> _WHAT YOU HAVE TO DO_: Make an exact transcription of the material, leaving out all images.

> _DATASET EXTRACT_:
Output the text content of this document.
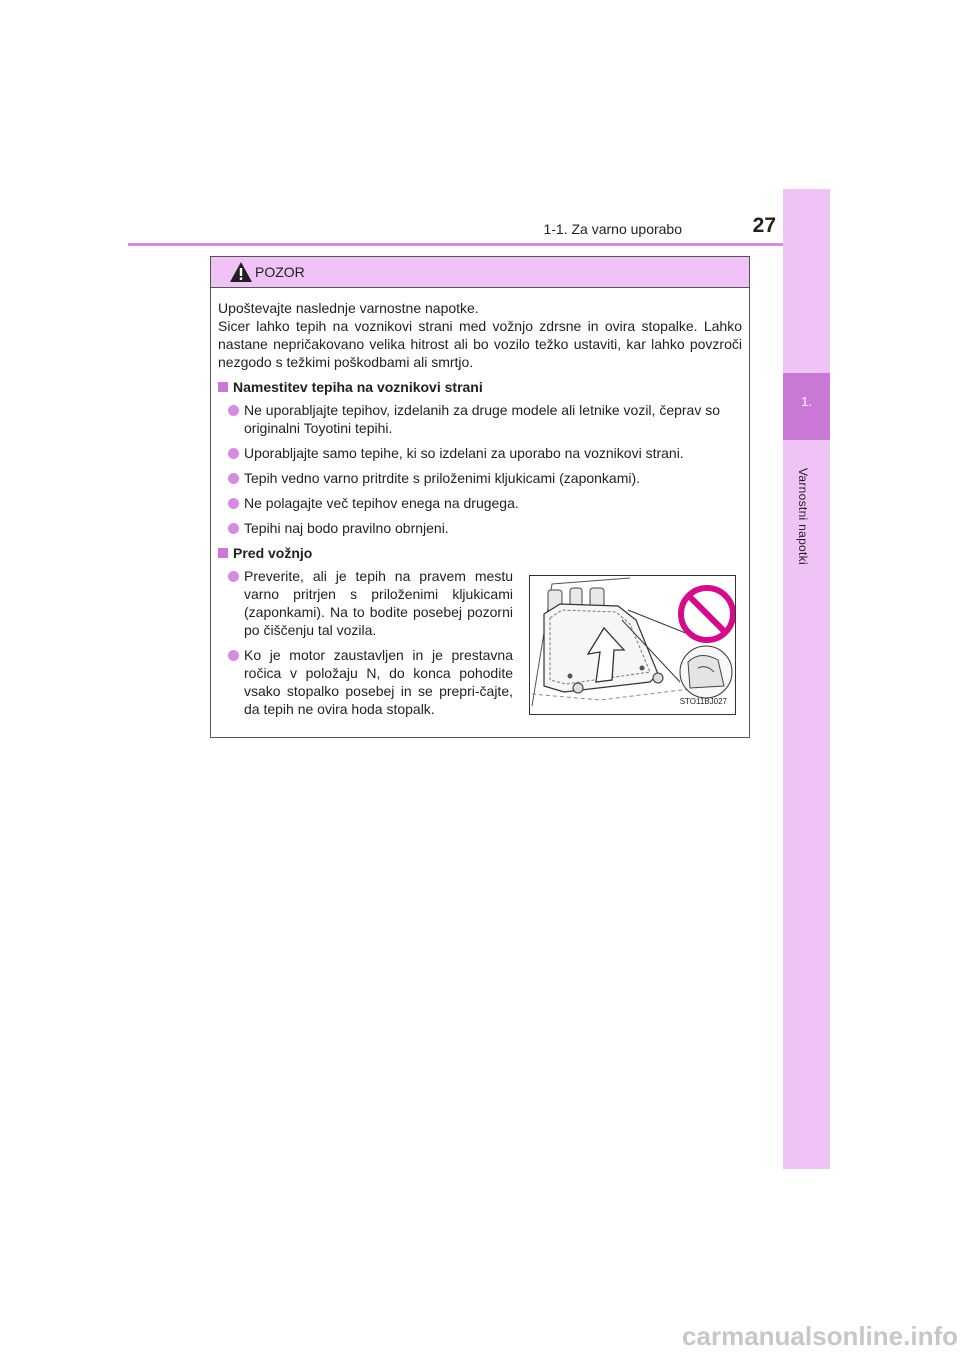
1-1. Za varno uporabo	27
1.
Varnostni napotki
POZOR

Upoštevajte naslednje varnostne napotke.
Sicer lahko tepih na voznikovi strani med vožnjo zdrsne in ovira stopalke. Lahko nastane nepričakovano velika hitrost ali bo vozilo težko ustaviti, kar lahko povzroči nezgodo s težkimi poškodbami ali smrtjo.

Namestitev tepiha na voznikovi strani
Ne uporabljajte tepihov, izdelanih za druge modele ali letnike vozil, čeprav so originalni Toyotini tepihi.
Uporabljajte samo tepihe, ki so izdelani za uporabo na voznikovi strani.
Tepih vedno varno pritrdite s priloženimi kljukicami (zaponkami).
Ne polagajte več tepihov enega na drugega.
Tepihi naj bodo pravilno obrnjeni.
Pred vožnjo
Preverite, ali je tepih na pravem mestu varno pritrjen s priloženimi kljukicami (zaponkami). Na to bodite posebej pozorni po čiščenju tal vozila.
Ko je motor zaustavljen in je prestavna ročica v položaju N, do konca pohodite vsako stopalko posebej in se prepri-čajte, da tepih ne ovira hoda stopalk.	STO11BJ027
carmanualsonline.info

> _ANSWER IN FULL_:
Output the text content of this document.
1-1. Za varno uporabo	27
1.
Varnostni napotki
POZOR

Upoštevajte naslednje varnostne napotke.
Sicer lahko tepih na voznikovi strani med vožnjo zdrsne in ovira stopalke. Lahko nastane nepričakovano velika hitrost ali bo vozilo težko ustaviti, kar lahko povzroči nezgodo s težkimi poškodbami ali smrtjo.

Namestitev tepiha na voznikovi strani
Ne uporabljajte tepihov, izdelanih za druge modele ali letnike vozil, čeprav so originalni Toyotini tepihi.
Uporabljajte samo tepihe, ki so izdelani za uporabo na voznikovi strani.
Tepih vedno varno pritrdite s priloženimi kljukicami (zaponkami).
Ne polagajte več tepihov enega na drugega.
Tepihi naj bodo pravilno obrnjeni.
Pred vožnjo
Preverite, ali je tepih na pravem mestu varno pritrjen s priloženimi kljukicami (zaponkami). Na to bodite posebej pozorni po čiščenju tal vozila.
Ko je motor zaustavljen in je prestavna ročica v položaju N, do konca pohodite vsako stopalko posebej in se prepri-čajte, da tepih ne ovira hoda stopalk.	STO11BJ027
carmanualsonline.info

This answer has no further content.